WHAT YOU WILL DO
Return the lines below word for word.
>> START PROVIDED ENTRIES
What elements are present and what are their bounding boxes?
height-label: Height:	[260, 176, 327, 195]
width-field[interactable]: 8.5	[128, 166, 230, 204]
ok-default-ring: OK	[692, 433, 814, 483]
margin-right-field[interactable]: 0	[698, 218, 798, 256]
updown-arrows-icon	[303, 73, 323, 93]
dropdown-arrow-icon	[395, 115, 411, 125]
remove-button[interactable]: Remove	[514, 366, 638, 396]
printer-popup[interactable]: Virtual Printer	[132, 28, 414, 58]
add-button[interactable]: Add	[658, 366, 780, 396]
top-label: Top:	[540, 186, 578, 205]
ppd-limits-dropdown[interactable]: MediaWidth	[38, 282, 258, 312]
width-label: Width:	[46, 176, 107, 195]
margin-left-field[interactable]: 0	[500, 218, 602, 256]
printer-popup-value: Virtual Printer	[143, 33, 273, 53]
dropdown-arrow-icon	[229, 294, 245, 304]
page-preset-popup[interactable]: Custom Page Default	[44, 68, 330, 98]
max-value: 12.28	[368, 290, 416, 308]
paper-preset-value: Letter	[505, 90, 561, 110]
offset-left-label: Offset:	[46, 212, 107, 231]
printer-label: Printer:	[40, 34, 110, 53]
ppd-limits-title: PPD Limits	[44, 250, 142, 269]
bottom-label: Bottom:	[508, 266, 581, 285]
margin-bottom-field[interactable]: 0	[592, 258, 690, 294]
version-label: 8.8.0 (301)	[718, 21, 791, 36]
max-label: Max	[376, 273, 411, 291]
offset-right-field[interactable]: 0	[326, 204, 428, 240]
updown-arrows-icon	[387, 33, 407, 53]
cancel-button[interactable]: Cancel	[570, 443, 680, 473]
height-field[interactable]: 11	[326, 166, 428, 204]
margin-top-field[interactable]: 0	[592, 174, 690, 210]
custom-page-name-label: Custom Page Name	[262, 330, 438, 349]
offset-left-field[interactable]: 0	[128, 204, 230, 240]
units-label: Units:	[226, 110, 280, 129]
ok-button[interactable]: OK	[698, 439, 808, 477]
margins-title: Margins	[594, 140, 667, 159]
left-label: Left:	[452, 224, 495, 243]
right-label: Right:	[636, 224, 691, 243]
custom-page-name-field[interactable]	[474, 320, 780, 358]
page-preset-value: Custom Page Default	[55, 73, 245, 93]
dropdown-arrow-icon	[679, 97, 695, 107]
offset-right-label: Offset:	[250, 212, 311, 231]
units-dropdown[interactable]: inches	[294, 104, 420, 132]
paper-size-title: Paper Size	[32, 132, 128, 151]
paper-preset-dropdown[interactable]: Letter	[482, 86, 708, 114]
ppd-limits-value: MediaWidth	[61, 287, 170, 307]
>> END PROVIDED ENTRIES
WRITTEN RESPONSE
What elements are present and what are their bounding boxes?
height-label: Height:	[260, 176, 327, 195]
width-field[interactable]: 8.5	[128, 166, 230, 204]
ok-default-ring: OK	[692, 433, 814, 483]
margin-right-field[interactable]: 0	[698, 218, 798, 256]
updown-arrows-icon	[303, 73, 323, 93]
dropdown-arrow-icon	[395, 115, 411, 125]
remove-button[interactable]: Remove	[514, 366, 638, 396]
printer-popup[interactable]: Virtual Printer	[132, 28, 414, 58]
add-button[interactable]: Add	[658, 366, 780, 396]
top-label: Top:	[540, 186, 578, 205]
ppd-limits-dropdown[interactable]: MediaWidth	[38, 282, 258, 312]
width-label: Width:	[46, 176, 107, 195]
margin-left-field[interactable]: 0	[500, 218, 602, 256]
printer-popup-value: Virtual Printer	[143, 33, 273, 53]
dropdown-arrow-icon	[229, 294, 245, 304]
page-preset-popup[interactable]: Custom Page Default	[44, 68, 330, 98]
max-value: 12.28	[368, 290, 416, 308]
paper-preset-value: Letter	[505, 90, 561, 110]
offset-left-label: Offset:	[46, 212, 107, 231]
printer-label: Printer:	[40, 34, 110, 53]
ppd-limits-title: PPD Limits	[44, 250, 142, 269]
bottom-label: Bottom:	[508, 266, 581, 285]
margin-bottom-field[interactable]: 0	[592, 258, 690, 294]
version-label: 8.8.0 (301)	[718, 21, 791, 36]
max-label: Max	[376, 273, 411, 291]
offset-right-field[interactable]: 0	[326, 204, 428, 240]
updown-arrows-icon	[387, 33, 407, 53]
cancel-button[interactable]: Cancel	[570, 443, 680, 473]
height-field[interactable]: 11	[326, 166, 428, 204]
margin-top-field[interactable]: 0	[592, 174, 690, 210]
custom-page-name-label: Custom Page Name	[262, 330, 438, 349]
offset-left-field[interactable]: 0	[128, 204, 230, 240]
units-label: Units:	[226, 110, 280, 129]
ok-button[interactable]: OK	[698, 439, 808, 477]
margins-title: Margins	[594, 140, 667, 159]
left-label: Left:	[452, 224, 495, 243]
right-label: Right:	[636, 224, 691, 243]
custom-page-name-field[interactable]	[474, 320, 780, 358]
page-preset-value: Custom Page Default	[55, 73, 245, 93]
dropdown-arrow-icon	[679, 97, 695, 107]
offset-right-label: Offset:	[250, 212, 311, 231]
units-dropdown[interactable]: inches	[294, 104, 420, 132]
paper-size-title: Paper Size	[32, 132, 128, 151]
paper-preset-dropdown[interactable]: Letter	[482, 86, 708, 114]
ppd-limits-value: MediaWidth	[61, 287, 170, 307]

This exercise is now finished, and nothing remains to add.